**** RECORDS FOR PROCESSING

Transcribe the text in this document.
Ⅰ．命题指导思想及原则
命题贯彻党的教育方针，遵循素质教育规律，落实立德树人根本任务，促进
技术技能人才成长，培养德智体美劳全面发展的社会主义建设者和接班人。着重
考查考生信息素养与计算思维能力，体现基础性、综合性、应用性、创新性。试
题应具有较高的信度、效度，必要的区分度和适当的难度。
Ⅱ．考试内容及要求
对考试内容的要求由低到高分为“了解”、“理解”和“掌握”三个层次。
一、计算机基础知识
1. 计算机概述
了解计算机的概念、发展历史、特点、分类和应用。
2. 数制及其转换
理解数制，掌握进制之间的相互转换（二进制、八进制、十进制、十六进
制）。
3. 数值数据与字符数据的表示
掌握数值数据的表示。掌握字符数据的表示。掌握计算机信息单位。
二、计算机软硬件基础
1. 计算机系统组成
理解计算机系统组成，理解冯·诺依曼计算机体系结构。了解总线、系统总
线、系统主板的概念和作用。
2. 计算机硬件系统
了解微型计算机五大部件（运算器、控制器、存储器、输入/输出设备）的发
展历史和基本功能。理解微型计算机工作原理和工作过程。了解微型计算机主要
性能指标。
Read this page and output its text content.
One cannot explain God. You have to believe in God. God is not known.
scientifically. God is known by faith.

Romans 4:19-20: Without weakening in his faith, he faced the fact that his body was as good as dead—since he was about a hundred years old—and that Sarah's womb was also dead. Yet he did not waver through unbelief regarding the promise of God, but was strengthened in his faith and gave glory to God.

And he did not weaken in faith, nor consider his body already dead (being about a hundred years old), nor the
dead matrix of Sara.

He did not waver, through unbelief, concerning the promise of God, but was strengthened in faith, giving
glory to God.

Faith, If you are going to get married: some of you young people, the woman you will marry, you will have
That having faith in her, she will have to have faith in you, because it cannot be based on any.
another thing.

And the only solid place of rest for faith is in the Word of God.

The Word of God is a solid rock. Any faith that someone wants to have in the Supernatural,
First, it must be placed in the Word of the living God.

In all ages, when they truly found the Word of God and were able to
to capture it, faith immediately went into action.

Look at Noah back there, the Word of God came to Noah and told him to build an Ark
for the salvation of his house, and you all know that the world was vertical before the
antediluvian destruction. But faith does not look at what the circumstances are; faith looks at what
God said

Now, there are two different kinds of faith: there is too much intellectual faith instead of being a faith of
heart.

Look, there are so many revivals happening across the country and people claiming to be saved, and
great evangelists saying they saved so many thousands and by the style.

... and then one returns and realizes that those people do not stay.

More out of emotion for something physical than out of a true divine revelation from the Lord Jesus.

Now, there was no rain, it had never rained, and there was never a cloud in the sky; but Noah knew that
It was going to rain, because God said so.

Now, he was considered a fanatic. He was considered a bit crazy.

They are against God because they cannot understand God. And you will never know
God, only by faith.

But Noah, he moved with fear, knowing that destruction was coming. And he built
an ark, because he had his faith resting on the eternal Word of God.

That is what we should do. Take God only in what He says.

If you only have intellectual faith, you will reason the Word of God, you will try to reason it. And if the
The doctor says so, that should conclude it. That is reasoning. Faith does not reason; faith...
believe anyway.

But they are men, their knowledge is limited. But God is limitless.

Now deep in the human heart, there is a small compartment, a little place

********

▸ **WRITTEN TASK**
Copy all lines from the material that include "being".

▸ **RESPONSE**
And he did not weaken in faith, nor consider his body already dead (being about a hundred years old), nor the
Now, there are two different kinds of faith: there is too much intellectual faith instead of being a faith of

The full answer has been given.